● WORK TASK: Among the entries below, how many lines contain the string "employee"? Reply with that number alone.

● SOURCE DATA:
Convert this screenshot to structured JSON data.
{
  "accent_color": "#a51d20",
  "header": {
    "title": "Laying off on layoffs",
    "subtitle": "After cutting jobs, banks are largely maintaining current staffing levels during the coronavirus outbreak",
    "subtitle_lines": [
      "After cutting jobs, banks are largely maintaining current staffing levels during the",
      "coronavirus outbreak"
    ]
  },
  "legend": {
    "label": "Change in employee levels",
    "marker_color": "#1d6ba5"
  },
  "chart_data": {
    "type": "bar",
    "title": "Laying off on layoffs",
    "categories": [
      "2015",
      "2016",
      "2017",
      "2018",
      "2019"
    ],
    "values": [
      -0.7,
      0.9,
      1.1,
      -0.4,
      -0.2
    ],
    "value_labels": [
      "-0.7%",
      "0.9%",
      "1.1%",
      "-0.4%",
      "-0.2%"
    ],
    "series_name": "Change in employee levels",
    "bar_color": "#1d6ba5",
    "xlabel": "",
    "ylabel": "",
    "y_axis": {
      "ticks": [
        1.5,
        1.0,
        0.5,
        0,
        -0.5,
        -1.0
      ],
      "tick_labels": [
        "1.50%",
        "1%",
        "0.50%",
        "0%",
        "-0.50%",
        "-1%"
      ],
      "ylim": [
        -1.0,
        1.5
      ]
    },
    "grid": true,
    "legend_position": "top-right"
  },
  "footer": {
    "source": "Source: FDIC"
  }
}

● ANSWER BELOW: 2